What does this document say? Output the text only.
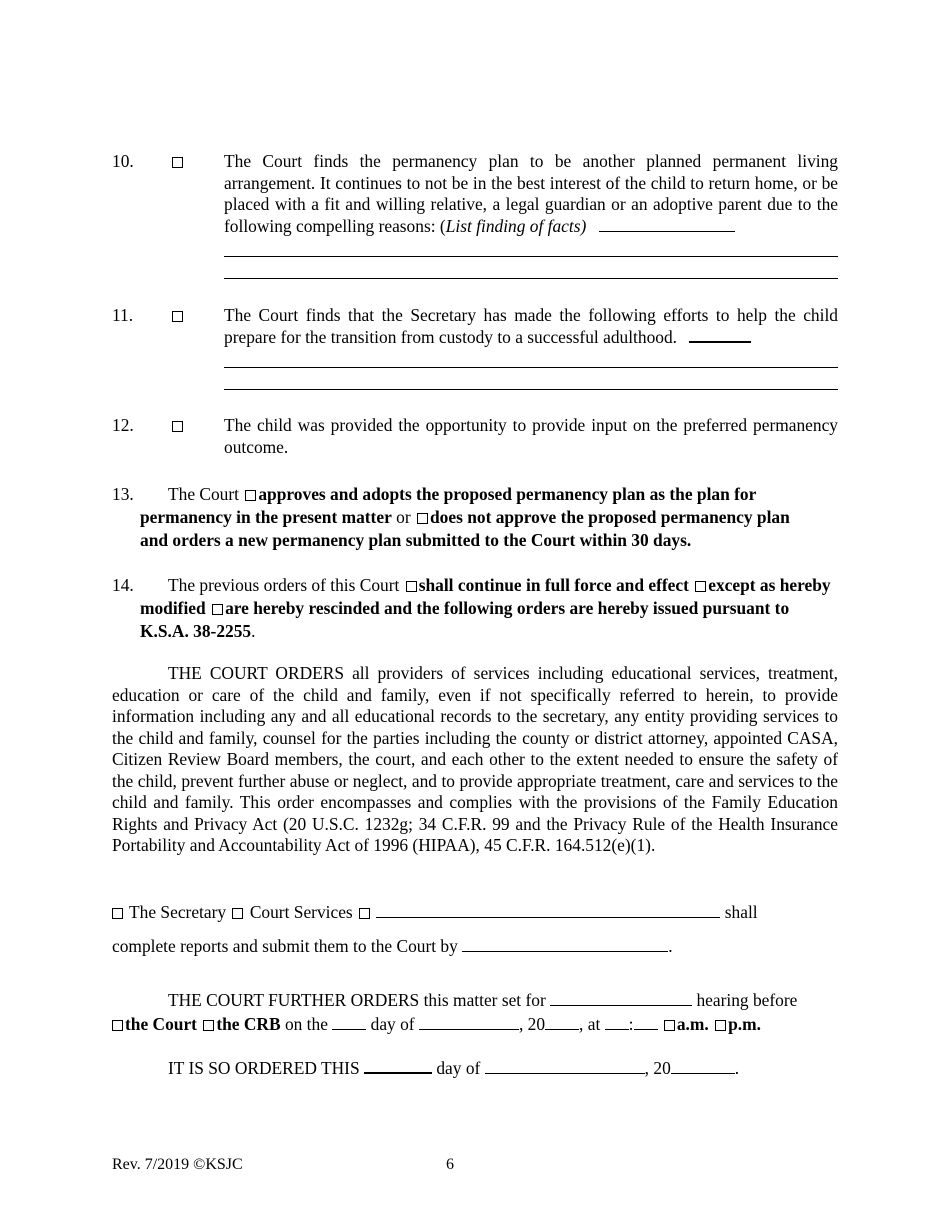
10.	The Court finds the permanency plan to be another planned permanent living arrangement. It continues to not be in the best interest of the child to return home, or be placed with a fit and willing relative, a legal guardian or an adoptive parent due to the following compelling reasons: (List finding of facts)
11.	The Court finds that the Secretary has made the following efforts to help the child prepare for the transition from custody to a successful adulthood.
12.	The child was provided the opportunity to provide input on the preferred permanency outcome.
13.	The Court approves and adopts the proposed permanency plan as the plan for permanency in the present matter or does not approve the proposed permanency plan and orders a new permanency plan submitted to the Court within 30 days.
14.	The previous orders of this Court shall continue in full force and effect except as hereby modified are hereby rescinded and the following orders are hereby issued pursuant to K.S.A. 38-2255.
THE COURT ORDERS all providers of services including educational services, treatment, education or care of the child and family, even if not specifically referred to herein, to provide information including any and all educational records to the secretary, any entity providing services to the child and family, counsel for the parties including the county or district attorney, appointed CASA, Citizen Review Board members, the court, and each other to the extent needed to ensure the safety of the child, prevent further abuse or neglect, and to provide appropriate treatment, care and services to the child and family. This order encompasses and complies with the provisions of the Family Education Rights and Privacy Act (20 U.S.C. 1232g; 34 C.F.R. 99 and the Privacy Rule of the Health Insurance Portability and Accountability Act of 1996 (HIPAA), 45 C.F.R. 164.512(e)(1).
The Secretary Court Services	shall
complete reports and submit them to the Court by	.
THE COURT FURTHER ORDERS this matter set for	hearing before
the Court the CRB on the day of	, 20 , at : a.m. p.m.
IT IS SO ORDERED THIS	day of	, 20	.
Rev. 7/2019 ©KSJC	6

[Objective] Give every record back exactly as it reads, with no images.

[Expected output]
What does this document say? Output the text only.
10.	The Court finds the permanency plan to be another planned permanent living arrangement. It continues to not be in the best interest of the child to return home, or be placed with a fit and willing relative, a legal guardian or an adoptive parent due to the following compelling reasons: (List finding of facts)
11.	The Court finds that the Secretary has made the following efforts to help the child prepare for the transition from custody to a successful adulthood.
12.	The child was provided the opportunity to provide input on the preferred permanency outcome.
13.	The Court approves and adopts the proposed permanency plan as the plan for permanency in the present matter or does not approve the proposed permanency plan and orders a new permanency plan submitted to the Court within 30 days.
14.	The previous orders of this Court shall continue in full force and effect except as hereby modified are hereby rescinded and the following orders are hereby issued pursuant to K.S.A. 38-2255.
THE COURT ORDERS all providers of services including educational services, treatment, education or care of the child and family, even if not specifically referred to herein, to provide information including any and all educational records to the secretary, any entity providing services to the child and family, counsel for the parties including the county or district attorney, appointed CASA, Citizen Review Board members, the court, and each other to the extent needed to ensure the safety of the child, prevent further abuse or neglect, and to provide appropriate treatment, care and services to the child and family. This order encompasses and complies with the provisions of the Family Education Rights and Privacy Act (20 U.S.C. 1232g; 34 C.F.R. 99 and the Privacy Rule of the Health Insurance Portability and Accountability Act of 1996 (HIPAA), 45 C.F.R. 164.512(e)(1).
The Secretary Court Services	shall
complete reports and submit them to the Court by	.
THE COURT FURTHER ORDERS this matter set for	hearing before
the Court the CRB on the day of	, 20 , at : a.m. p.m.
IT IS SO ORDERED THIS	day of	, 20	.
Rev. 7/2019 ©KSJC	6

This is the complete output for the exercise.